- _Requirement_:
Images are excluded; otherwise, output every record exactly.

- _Data provided_:
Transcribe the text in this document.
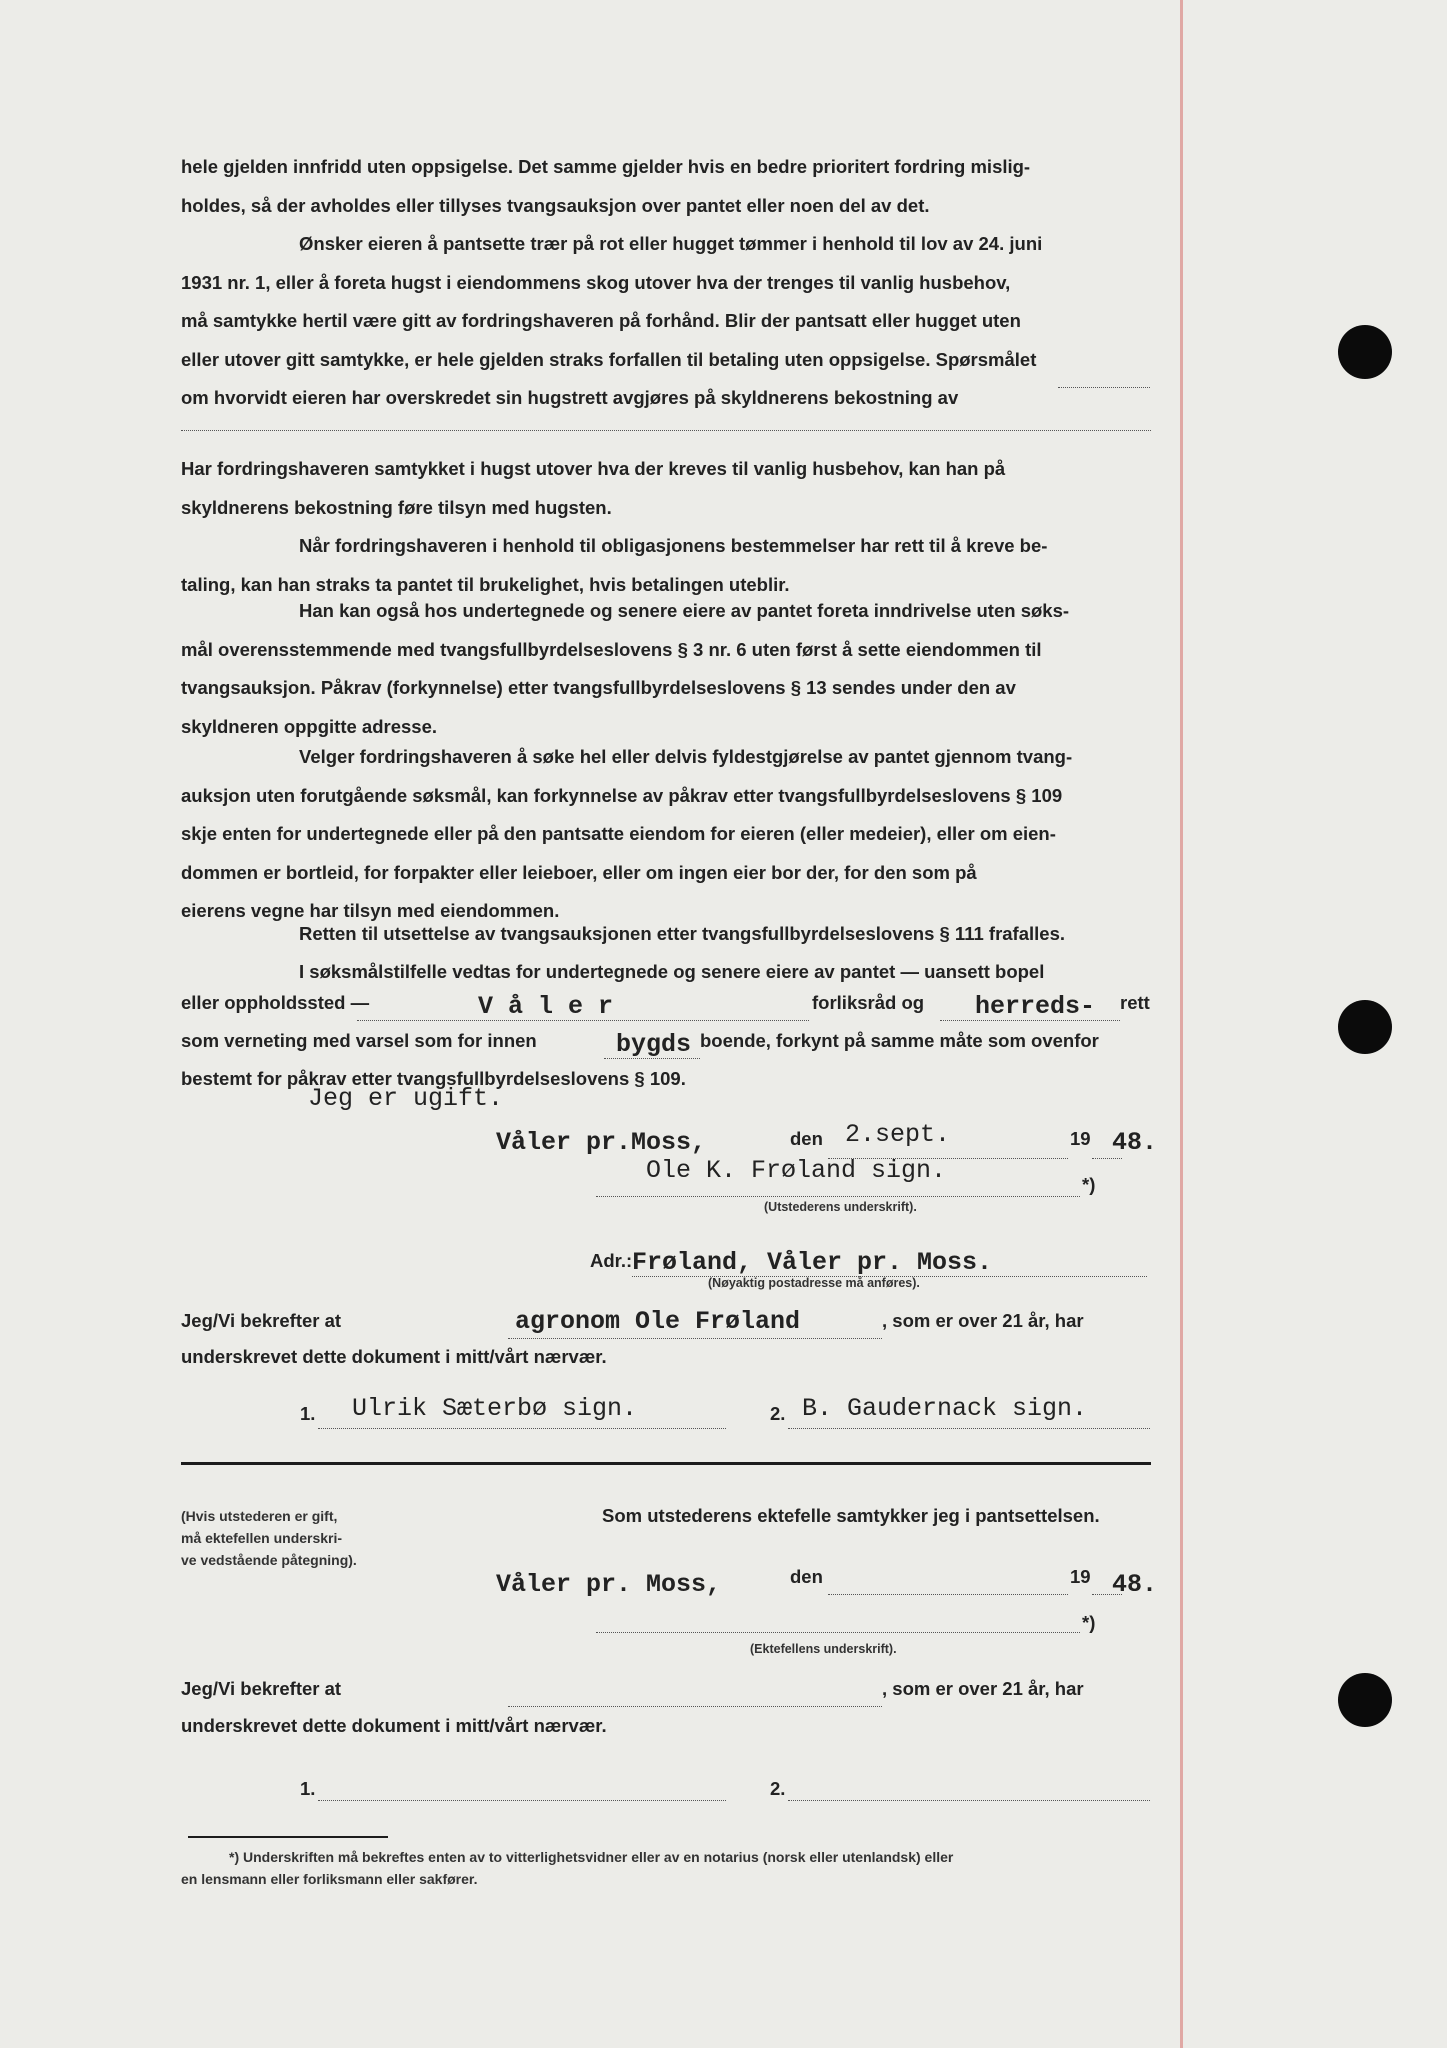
hele gjelden innfridd uten oppsigelse. Det samme gjelder hvis en bedre prioritert fordring mislig-
holdes, så der avholdes eller tillyses tvangsauksjon over pantet eller noen del av det.
Ønsker eieren å pantsette trær på rot eller hugget tømmer i henhold til lov av 24. juni
1931 nr. 1, eller å foreta hugst i eiendommens skog utover hva der trenges til vanlig husbehov,
må samtykke hertil være gitt av fordringshaveren på forhånd. Blir der pantsatt eller hugget uten
eller utover gitt samtykke, er hele gjelden straks forfallen til betaling uten oppsigelse. Spørsmålet
om hvorvidt eieren har overskredet sin hugstrett avgjøres på skyldnerens bekostning av
Har fordringshaveren samtykket i hugst utover hva der kreves til vanlig husbehov, kan han på
skyldnerens bekostning føre tilsyn med hugsten.
Når fordringshaveren i henhold til obligasjonens bestemmelser har rett til å kreve be-
taling, kan han straks ta pantet til brukelighet, hvis betalingen uteblir.
Han kan også hos undertegnede og senere eiere av pantet foreta inndrivelse uten søks-
mål overensstemmende med tvangsfullbyrdelseslovens § 3 nr. 6 uten først å sette eiendommen til
tvangsauksjon. Påkrav (forkynnelse) etter tvangsfullbyrdelseslovens § 13 sendes under den av
skyldneren oppgitte adresse.
Velger fordringshaveren å søke hel eller delvis fyldestgjørelse av pantet gjennom tvang-
auksjon uten forutgående søksmål, kan forkynnelse av påkrav etter tvangsfullbyrdelseslovens § 109
skje enten for undertegnede eller på den pantsatte eiendom for eieren (eller medeier), eller om eien-
dommen er bortleid, for forpakter eller leieboer, eller om ingen eier bor der, for den som på
eierens vegne har tilsyn med eiendommen.
Retten til utsettelse av tvangsauksjonen etter tvangsfullbyrdelseslovens § 111 frafalles.
I søksmålstilfelle vedtas for undertegnede og senere eiere av pantet — uansett bopel
eller oppholdssted —	V å l e r	forliksråd og herreds- rett
som verneting med varsel som for innen	bygds boende, forkynt på samme måte som ovenfor
bestemt for påkrav etter tvangsfullbyrdelseslovens § 109.
Jeg er ugift.
Våler pr.Moss,	den 2.sept.	19 48.
Ole K. Frøland sign.	*)
(Utstederens underskrift).
Adr.: Frøland, Våler pr. Moss.
(Nøyaktig postadresse må anføres).
Jeg/Vi bekrefter at	agronom Ole Frøland	, som er over 21 år, har
underskrevet dette dokument i mitt/vårt nærvær.
1. Ulrik Sæterbø sign.	2. B. Gaudernack sign.
(Hvis utstederen er gift,
må ektefellen underskri-
ve vedstående påtegning).
Som utstederens ektefelle samtykker jeg i pantsettelsen.
Våler pr. Moss,	den	19 48.
*)
(Ektefellens underskrift).
Jeg/Vi bekrefter at	, som er over 21 år, har
underskrevet dette dokument i mitt/vårt nærvær.
1.	2.
*) Underskriften må bekreftes enten av to vitterlighetsvidner eller av en notarius (norsk eller utenlandsk) eller
en lensmann eller forliksmann eller sakfører.
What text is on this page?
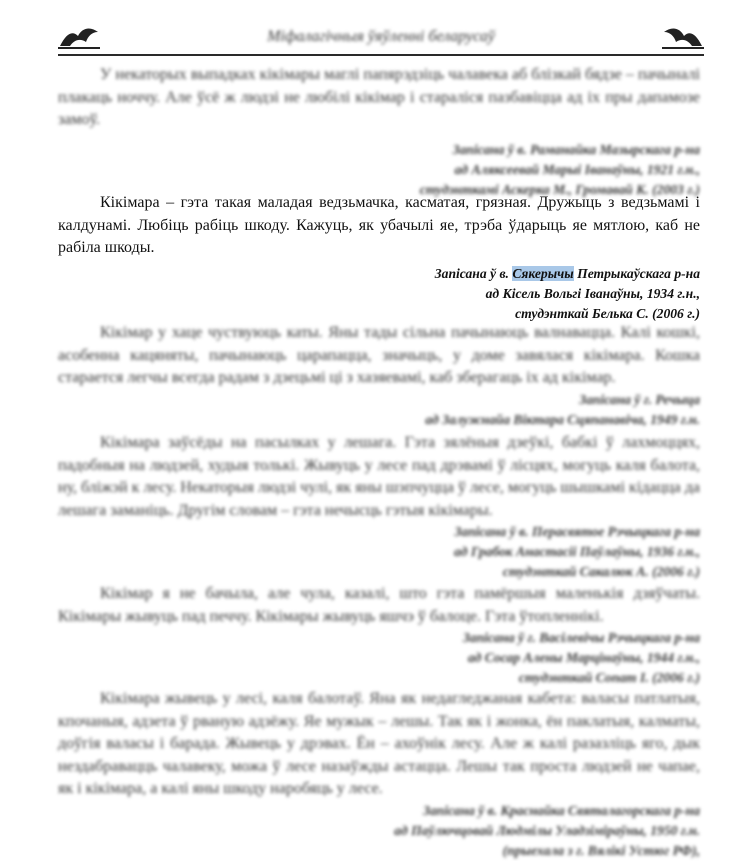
Міфалагічныя ўяўленні беларусаў

У некаторых выпадках кікімары маглі папярэдзіць чалавека аб блізкай бядзе – пачыналі плакаць ноччу. Але ўсё ж людзі не любілі кікімар і стараліся пазбавіцца ад іх пры дапамозе замоў.

Запісана ў в. Раманайка Мазырскага р-на

ад Аляксеевай Марыі Іванаўны, 1921 г.н.,

студэнткамі Аскерка М., Громавай К. (2003 г.)

Кікімара – гэта такая маладая ведзьмачка, касматая, грязная. Дружыць з ведзьмамі і калдунамі. Любіць рабіць шкоду. Кажуць, як убачылі яе, трэба ўдарыць яе мятлою, каб не рабіла шкоды.

Запісана ў в. Сякерычы Петрыкаўскага р-на

ад Кісель Вольгі Іванаўны, 1934 г.н.,

студэнткай Белька С. (2006 г.)

Кікімар у хаце чуствуюць каты. Яны тады сільна пачынаюць валнавацца. Калі кошкі, асобенна кацяняты, пачынаюць царапацца, значыць, у доме завялася кікімара. Кошка старается легчы всегда радам з дзецьмі ці з хазяевамі, каб зберагаць іх ад кікімар.

Запісана ў г. Речыца

ад Залужнайа Віктара Сцяпанавіча, 1949 г.н.

Кікімара заўсёды на пасылках у лешага. Гэта зялёныя дзеўкі, бабкі ў лахмоццях, падобныя на людзей, худыя толькі. Жывуць у лесе пад дрэвамі ў лісцях, могуць каля балота, ну, бліжэй к лесу. Некаторыя людзі чулі, як яны шэпчуцца ў лесе, могуць шышкамі кідацца да лешага заманіць. Другім словам – гэта нечысць гэтыя кікімары.

Запісана ў в. Перасвятое Рэчыцкага р-на

ад Грабок Анастасіі Паўлаўны, 1936 г.н.,

студэнткай Сакалюк А. (2006 г.)

Кікімар я не бачыла, але чула, казалі, што гэта памёршыя маленькія дзяўчаты. Кікімары жывуць пад печчу. Кікімары жывуць яшчэ ў балоце. Гэта ўтопленнікі.

Запісана ў г. Васілевічы Рэчыцкага р-на

ад Сосар Алены Марцінаўны, 1944 г.н.,

студэнткай Сопат І. (2006 г.)

Кікімара жывець у лесі, каля балотаў. Яна як недагледжаная кабета: валасы патлатыя, кпочаныя, адзета ў рваную адзёжу. Яе мужык – лешы. Так як і жонка, ён паклатыя, калматы, доўгія валасы і барада. Жывець у дрэвах. Ён – ахоўнік лесу. Але ж калі разазліць яго, дык нездабравацць чалавеку, можа ў лесе назаўжды астацца. Лешы так проста людзей не чапае, як і кікімара, а калі яны шкоду наробяць у лесе.

Запісана ў в. Краснайка Святалагорскага р-на

ад Паўлючцовай Людмілы Уладзіміраўны, 1950 г.н.

(прыехала з г. Вялікі Устюг РФ),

- _The output_:
Transcribe the text in this document.
hele gjelden innfridd uten oppsigelse. Det samme gjelder hvis en bedre prioritert fordring mislig-
holdes, så der avholdes eller tillyses tvangsauksjon over pantet eller noen del av det.
Ønsker eieren å pantsette trær på rot eller hugget tømmer i henhold til lov av 24. juni
1931 nr. 1, eller å foreta hugst i eiendommens skog utover hva der trenges til vanlig husbehov,
må samtykke hertil være gitt av fordringshaveren på forhånd. Blir der pantsatt eller hugget uten
eller utover gitt samtykke, er hele gjelden straks forfallen til betaling uten oppsigelse. Spørsmålet
om hvorvidt eieren har overskredet sin hugstrett avgjøres på skyldnerens bekostning av
Har fordringshaveren samtykket i hugst utover hva der kreves til vanlig husbehov, kan han på
skyldnerens bekostning føre tilsyn med hugsten.
Når fordringshaveren i henhold til obligasjonens bestemmelser har rett til å kreve be-
taling, kan han straks ta pantet til brukelighet, hvis betalingen uteblir.
Han kan også hos undertegnede og senere eiere av pantet foreta inndrivelse uten søks-
mål overensstemmende med tvangsfullbyrdelseslovens § 3 nr. 6 uten først å sette eiendommen til
tvangsauksjon. Påkrav (forkynnelse) etter tvangsfullbyrdelseslovens § 13 sendes under den av
skyldneren oppgitte adresse.
Velger fordringshaveren å søke hel eller delvis fyldestgjørelse av pantet gjennom tvang-
auksjon uten forutgående søksmål, kan forkynnelse av påkrav etter tvangsfullbyrdelseslovens § 109
skje enten for undertegnede eller på den pantsatte eiendom for eieren (eller medeier), eller om eien-
dommen er bortleid, for forpakter eller leieboer, eller om ingen eier bor der, for den som på
eierens vegne har tilsyn med eiendommen.
Retten til utsettelse av tvangsauksjonen etter tvangsfullbyrdelseslovens § 111 frafalles.
I søksmålstilfelle vedtas for undertegnede og senere eiere av pantet — uansett bopel
eller oppholdssted —	V å l e r	forliksråd og herreds- rett
som verneting med varsel som for innen	bygds boende, forkynt på samme måte som ovenfor
bestemt for påkrav etter tvangsfullbyrdelseslovens § 109.
Jeg er ugift.
Våler pr.Moss,	den 2.sept.	19 48.
Ole K. Frøland sign.	*)
(Utstederens underskrift).
Adr.: Frøland, Våler pr. Moss.
(Nøyaktig postadresse må anføres).
Jeg/Vi bekrefter at	agronom Ole Frøland	, som er over 21 år, har
underskrevet dette dokument i mitt/vårt nærvær.
1. Ulrik Sæterbø sign.	2. B. Gaudernack sign.
(Hvis utstederen er gift,
må ektefellen underskri-
ve vedstående påtegning).
Som utstederens ektefelle samtykker jeg i pantsettelsen.
Våler pr. Moss,	den	19 48.
*)
(Ektefellens underskrift).
Jeg/Vi bekrefter at	, som er over 21 år, har
underskrevet dette dokument i mitt/vårt nærvær.
1.	2.
*) Underskriften må bekreftes enten av to vitterlighetsvidner eller av en notarius (norsk eller utenlandsk) eller
en lensmann eller forliksmann eller sakfører.
What text is on this page?
Міфалагічныя ўяўленні беларусаў

У некаторых выпадках кікімары маглі папярэдзіць чалавека аб блізкай бядзе – пачыналі плакаць ноччу. Але ўсё ж людзі не любілі кікімар і стараліся пазбавіцца ад іх пры дапамозе замоў.

Запісана ў в. Раманайка Мазырскага р-на

ад Аляксеевай Марыі Іванаўны, 1921 г.н.,

студэнткамі Аскерка М., Громавай К. (2003 г.)

Кікімара – гэта такая маладая ведзьмачка, касматая, грязная. Дружыць з ведзьмамі і калдунамі. Любіць рабіць шкоду. Кажуць, як убачылі яе, трэба ўдарыць яе мятлою, каб не рабіла шкоды.

Запісана ў в. Сякерычы Петрыкаўскага р-на

ад Кісель Вольгі Іванаўны, 1934 г.н.,

студэнткай Белька С. (2006 г.)

Кікімар у хаце чуствуюць каты. Яны тады сільна пачынаюць валнавацца. Калі кошкі, асобенна кацяняты, пачынаюць царапацца, значыць, у доме завялася кікімара. Кошка старается легчы всегда радам з дзецьмі ці з хазяевамі, каб зберагаць іх ад кікімар.

Запісана ў г. Речыца

ад Залужнайа Віктара Сцяпанавіча, 1949 г.н.

Кікімара заўсёды на пасылках у лешага. Гэта зялёныя дзеўкі, бабкі ў лахмоццях, падобныя на людзей, худыя толькі. Жывуць у лесе пад дрэвамі ў лісцях, могуць каля балота, ну, бліжэй к лесу. Некаторыя людзі чулі, як яны шэпчуцца ў лесе, могуць шышкамі кідацца да лешага заманіць. Другім словам – гэта нечысць гэтыя кікімары.

Запісана ў в. Перасвятое Рэчыцкага р-на

ад Грабок Анастасіі Паўлаўны, 1936 г.н.,

студэнткай Сакалюк А. (2006 г.)

Кікімар я не бачыла, але чула, казалі, што гэта памёршыя маленькія дзяўчаты. Кікімары жывуць пад печчу. Кікімары жывуць яшчэ ў балоце. Гэта ўтопленнікі.

Запісана ў г. Васілевічы Рэчыцкага р-на

ад Сосар Алены Марцінаўны, 1944 г.н.,

студэнткай Сопат І. (2006 г.)

Кікімара жывець у лесі, каля балотаў. Яна як недагледжаная кабета: валасы патлатыя, кпочаныя, адзета ў рваную адзёжу. Яе мужык – лешы. Так як і жонка, ён паклатыя, калматы, доўгія валасы і барада. Жывець у дрэвах. Ён – ахоўнік лесу. Але ж калі разазліць яго, дык нездабравацць чалавеку, можа ў лесе назаўжды астацца. Лешы так проста людзей не чапае, як і кікімара, а калі яны шкоду наробяць у лесе.

Запісана ў в. Краснайка Святалагорскага р-на

ад Паўлючцовай Людмілы Уладзіміраўны, 1950 г.н.

(прыехала з г. Вялікі Устюг РФ),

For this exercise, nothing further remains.